**Exercise:**
Output the material exactly, but drop every image it holds.

··· Entries provided

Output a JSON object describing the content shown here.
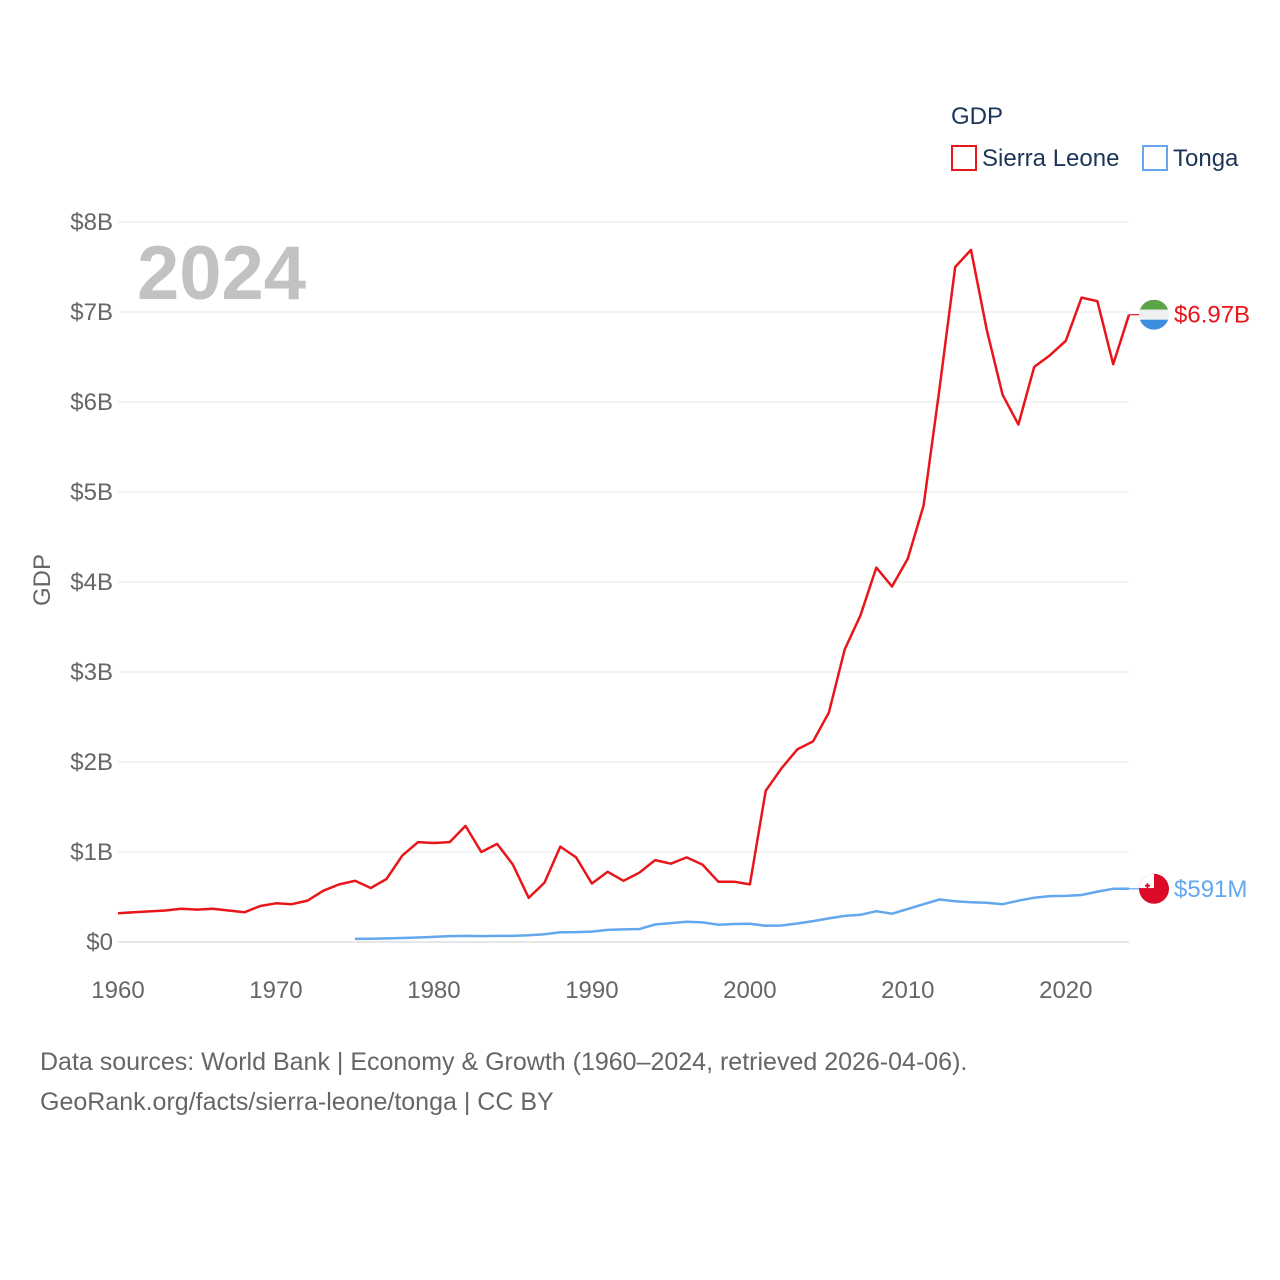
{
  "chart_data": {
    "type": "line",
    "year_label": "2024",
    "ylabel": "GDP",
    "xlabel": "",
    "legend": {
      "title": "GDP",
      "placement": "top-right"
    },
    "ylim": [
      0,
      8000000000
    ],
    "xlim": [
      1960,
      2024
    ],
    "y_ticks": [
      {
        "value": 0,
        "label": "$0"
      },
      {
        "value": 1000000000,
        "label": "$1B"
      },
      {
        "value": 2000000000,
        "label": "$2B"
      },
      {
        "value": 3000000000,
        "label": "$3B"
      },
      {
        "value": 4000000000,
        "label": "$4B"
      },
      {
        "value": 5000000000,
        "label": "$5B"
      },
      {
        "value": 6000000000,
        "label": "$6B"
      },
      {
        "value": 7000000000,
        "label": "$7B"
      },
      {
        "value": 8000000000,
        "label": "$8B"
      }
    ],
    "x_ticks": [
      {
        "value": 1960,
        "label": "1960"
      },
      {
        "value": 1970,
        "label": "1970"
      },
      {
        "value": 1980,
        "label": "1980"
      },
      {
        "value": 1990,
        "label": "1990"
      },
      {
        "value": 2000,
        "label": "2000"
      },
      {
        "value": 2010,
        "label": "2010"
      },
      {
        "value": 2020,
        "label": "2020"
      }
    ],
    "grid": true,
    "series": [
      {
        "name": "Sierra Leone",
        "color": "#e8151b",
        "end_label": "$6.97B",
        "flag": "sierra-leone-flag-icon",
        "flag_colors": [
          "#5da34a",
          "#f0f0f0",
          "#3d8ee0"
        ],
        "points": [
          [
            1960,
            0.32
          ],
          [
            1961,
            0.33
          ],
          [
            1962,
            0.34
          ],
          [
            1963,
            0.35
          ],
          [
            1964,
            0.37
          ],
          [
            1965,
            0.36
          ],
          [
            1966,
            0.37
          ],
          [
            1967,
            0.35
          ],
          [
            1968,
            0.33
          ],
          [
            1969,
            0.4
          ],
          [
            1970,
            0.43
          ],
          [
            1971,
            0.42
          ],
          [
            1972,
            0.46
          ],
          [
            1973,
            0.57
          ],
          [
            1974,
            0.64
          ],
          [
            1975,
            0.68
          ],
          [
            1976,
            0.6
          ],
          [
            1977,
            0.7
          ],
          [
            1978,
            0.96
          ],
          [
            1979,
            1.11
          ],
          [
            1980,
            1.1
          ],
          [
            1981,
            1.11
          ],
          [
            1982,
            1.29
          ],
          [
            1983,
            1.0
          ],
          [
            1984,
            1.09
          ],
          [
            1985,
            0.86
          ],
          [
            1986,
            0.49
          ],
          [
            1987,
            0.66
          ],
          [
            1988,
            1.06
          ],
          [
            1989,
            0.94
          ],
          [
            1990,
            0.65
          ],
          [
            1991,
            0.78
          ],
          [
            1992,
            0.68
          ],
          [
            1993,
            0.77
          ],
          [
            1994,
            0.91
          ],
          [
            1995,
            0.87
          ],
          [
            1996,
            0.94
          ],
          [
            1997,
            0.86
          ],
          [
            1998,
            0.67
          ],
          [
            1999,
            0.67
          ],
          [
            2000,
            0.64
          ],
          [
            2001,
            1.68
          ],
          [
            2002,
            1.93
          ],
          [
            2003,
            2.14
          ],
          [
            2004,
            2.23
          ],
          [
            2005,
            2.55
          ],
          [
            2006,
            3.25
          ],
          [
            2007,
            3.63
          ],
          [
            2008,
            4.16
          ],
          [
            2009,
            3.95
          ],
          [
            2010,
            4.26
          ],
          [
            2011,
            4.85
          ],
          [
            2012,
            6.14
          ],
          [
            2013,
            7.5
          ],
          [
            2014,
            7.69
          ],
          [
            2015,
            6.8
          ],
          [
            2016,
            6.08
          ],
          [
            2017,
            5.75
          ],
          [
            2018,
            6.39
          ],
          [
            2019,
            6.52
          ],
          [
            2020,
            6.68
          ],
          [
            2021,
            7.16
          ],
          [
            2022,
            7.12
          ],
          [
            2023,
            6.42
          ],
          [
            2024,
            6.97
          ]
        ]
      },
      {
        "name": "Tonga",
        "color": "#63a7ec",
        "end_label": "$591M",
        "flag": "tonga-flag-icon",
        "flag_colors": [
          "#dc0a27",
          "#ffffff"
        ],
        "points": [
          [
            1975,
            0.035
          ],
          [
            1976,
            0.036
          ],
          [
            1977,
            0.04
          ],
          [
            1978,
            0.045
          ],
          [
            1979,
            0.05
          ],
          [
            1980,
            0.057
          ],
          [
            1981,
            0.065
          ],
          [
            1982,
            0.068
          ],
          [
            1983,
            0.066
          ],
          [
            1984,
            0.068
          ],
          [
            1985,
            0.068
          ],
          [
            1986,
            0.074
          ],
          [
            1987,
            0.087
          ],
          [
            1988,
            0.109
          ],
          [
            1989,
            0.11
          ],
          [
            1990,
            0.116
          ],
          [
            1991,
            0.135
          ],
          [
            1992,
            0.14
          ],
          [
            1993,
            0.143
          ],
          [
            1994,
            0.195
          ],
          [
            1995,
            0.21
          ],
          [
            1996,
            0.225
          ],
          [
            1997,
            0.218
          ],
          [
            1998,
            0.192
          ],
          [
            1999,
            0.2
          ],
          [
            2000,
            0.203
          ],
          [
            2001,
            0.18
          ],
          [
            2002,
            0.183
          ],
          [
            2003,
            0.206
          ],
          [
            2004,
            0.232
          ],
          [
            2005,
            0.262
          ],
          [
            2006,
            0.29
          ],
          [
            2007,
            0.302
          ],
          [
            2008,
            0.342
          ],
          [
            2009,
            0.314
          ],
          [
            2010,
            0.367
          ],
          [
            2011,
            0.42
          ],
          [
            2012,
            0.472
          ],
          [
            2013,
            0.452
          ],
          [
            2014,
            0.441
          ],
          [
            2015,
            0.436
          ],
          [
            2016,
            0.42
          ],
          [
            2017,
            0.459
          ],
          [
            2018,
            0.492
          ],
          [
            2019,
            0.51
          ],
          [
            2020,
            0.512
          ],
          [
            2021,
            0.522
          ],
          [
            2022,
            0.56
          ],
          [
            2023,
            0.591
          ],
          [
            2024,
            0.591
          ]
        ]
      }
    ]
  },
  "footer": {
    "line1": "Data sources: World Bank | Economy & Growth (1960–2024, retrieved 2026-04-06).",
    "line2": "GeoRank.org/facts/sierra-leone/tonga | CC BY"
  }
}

······

**Output for this task:**
Output a JSON object describing the content shown here.
{
  "chart_data": {
    "type": "line",
    "year_label": "2024",
    "ylabel": "GDP",
    "xlabel": "",
    "legend": {
      "title": "GDP",
      "placement": "top-right"
    },
    "ylim": [
      0,
      8000000000
    ],
    "xlim": [
      1960,
      2024
    ],
    "y_ticks": [
      {
        "value": 0,
        "label": "$0"
      },
      {
        "value": 1000000000,
        "label": "$1B"
      },
      {
        "value": 2000000000,
        "label": "$2B"
      },
      {
        "value": 3000000000,
        "label": "$3B"
      },
      {
        "value": 4000000000,
        "label": "$4B"
      },
      {
        "value": 5000000000,
        "label": "$5B"
      },
      {
        "value": 6000000000,
        "label": "$6B"
      },
      {
        "value": 7000000000,
        "label": "$7B"
      },
      {
        "value": 8000000000,
        "label": "$8B"
      }
    ],
    "x_ticks": [
      {
        "value": 1960,
        "label": "1960"
      },
      {
        "value": 1970,
        "label": "1970"
      },
      {
        "value": 1980,
        "label": "1980"
      },
      {
        "value": 1990,
        "label": "1990"
      },
      {
        "value": 2000,
        "label": "2000"
      },
      {
        "value": 2010,
        "label": "2010"
      },
      {
        "value": 2020,
        "label": "2020"
      }
    ],
    "grid": true,
    "series": [
      {
        "name": "Sierra Leone",
        "color": "#e8151b",
        "end_label": "$6.97B",
        "flag": "sierra-leone-flag-icon",
        "flag_colors": [
          "#5da34a",
          "#f0f0f0",
          "#3d8ee0"
        ],
        "points": [
          [
            1960,
            0.32
          ],
          [
            1961,
            0.33
          ],
          [
            1962,
            0.34
          ],
          [
            1963,
            0.35
          ],
          [
            1964,
            0.37
          ],
          [
            1965,
            0.36
          ],
          [
            1966,
            0.37
          ],
          [
            1967,
            0.35
          ],
          [
            1968,
            0.33
          ],
          [
            1969,
            0.4
          ],
          [
            1970,
            0.43
          ],
          [
            1971,
            0.42
          ],
          [
            1972,
            0.46
          ],
          [
            1973,
            0.57
          ],
          [
            1974,
            0.64
          ],
          [
            1975,
            0.68
          ],
          [
            1976,
            0.6
          ],
          [
            1977,
            0.7
          ],
          [
            1978,
            0.96
          ],
          [
            1979,
            1.11
          ],
          [
            1980,
            1.1
          ],
          [
            1981,
            1.11
          ],
          [
            1982,
            1.29
          ],
          [
            1983,
            1.0
          ],
          [
            1984,
            1.09
          ],
          [
            1985,
            0.86
          ],
          [
            1986,
            0.49
          ],
          [
            1987,
            0.66
          ],
          [
            1988,
            1.06
          ],
          [
            1989,
            0.94
          ],
          [
            1990,
            0.65
          ],
          [
            1991,
            0.78
          ],
          [
            1992,
            0.68
          ],
          [
            1993,
            0.77
          ],
          [
            1994,
            0.91
          ],
          [
            1995,
            0.87
          ],
          [
            1996,
            0.94
          ],
          [
            1997,
            0.86
          ],
          [
            1998,
            0.67
          ],
          [
            1999,
            0.67
          ],
          [
            2000,
            0.64
          ],
          [
            2001,
            1.68
          ],
          [
            2002,
            1.93
          ],
          [
            2003,
            2.14
          ],
          [
            2004,
            2.23
          ],
          [
            2005,
            2.55
          ],
          [
            2006,
            3.25
          ],
          [
            2007,
            3.63
          ],
          [
            2008,
            4.16
          ],
          [
            2009,
            3.95
          ],
          [
            2010,
            4.26
          ],
          [
            2011,
            4.85
          ],
          [
            2012,
            6.14
          ],
          [
            2013,
            7.5
          ],
          [
            2014,
            7.69
          ],
          [
            2015,
            6.8
          ],
          [
            2016,
            6.08
          ],
          [
            2017,
            5.75
          ],
          [
            2018,
            6.39
          ],
          [
            2019,
            6.52
          ],
          [
            2020,
            6.68
          ],
          [
            2021,
            7.16
          ],
          [
            2022,
            7.12
          ],
          [
            2023,
            6.42
          ],
          [
            2024,
            6.97
          ]
        ]
      },
      {
        "name": "Tonga",
        "color": "#63a7ec",
        "end_label": "$591M",
        "flag": "tonga-flag-icon",
        "flag_colors": [
          "#dc0a27",
          "#ffffff"
        ],
        "points": [
          [
            1975,
            0.035
          ],
          [
            1976,
            0.036
          ],
          [
            1977,
            0.04
          ],
          [
            1978,
            0.045
          ],
          [
            1979,
            0.05
          ],
          [
            1980,
            0.057
          ],
          [
            1981,
            0.065
          ],
          [
            1982,
            0.068
          ],
          [
            1983,
            0.066
          ],
          [
            1984,
            0.068
          ],
          [
            1985,
            0.068
          ],
          [
            1986,
            0.074
          ],
          [
            1987,
            0.087
          ],
          [
            1988,
            0.109
          ],
          [
            1989,
            0.11
          ],
          [
            1990,
            0.116
          ],
          [
            1991,
            0.135
          ],
          [
            1992,
            0.14
          ],
          [
            1993,
            0.143
          ],
          [
            1994,
            0.195
          ],
          [
            1995,
            0.21
          ],
          [
            1996,
            0.225
          ],
          [
            1997,
            0.218
          ],
          [
            1998,
            0.192
          ],
          [
            1999,
            0.2
          ],
          [
            2000,
            0.203
          ],
          [
            2001,
            0.18
          ],
          [
            2002,
            0.183
          ],
          [
            2003,
            0.206
          ],
          [
            2004,
            0.232
          ],
          [
            2005,
            0.262
          ],
          [
            2006,
            0.29
          ],
          [
            2007,
            0.302
          ],
          [
            2008,
            0.342
          ],
          [
            2009,
            0.314
          ],
          [
            2010,
            0.367
          ],
          [
            2011,
            0.42
          ],
          [
            2012,
            0.472
          ],
          [
            2013,
            0.452
          ],
          [
            2014,
            0.441
          ],
          [
            2015,
            0.436
          ],
          [
            2016,
            0.42
          ],
          [
            2017,
            0.459
          ],
          [
            2018,
            0.492
          ],
          [
            2019,
            0.51
          ],
          [
            2020,
            0.512
          ],
          [
            2021,
            0.522
          ],
          [
            2022,
            0.56
          ],
          [
            2023,
            0.591
          ],
          [
            2024,
            0.591
          ]
        ]
      }
    ]
  },
  "footer": {
    "line1": "Data sources: World Bank | Economy & Growth (1960–2024, retrieved 2026-04-06).",
    "line2": "GeoRank.org/facts/sierra-leone/tonga | CC BY"
  }
}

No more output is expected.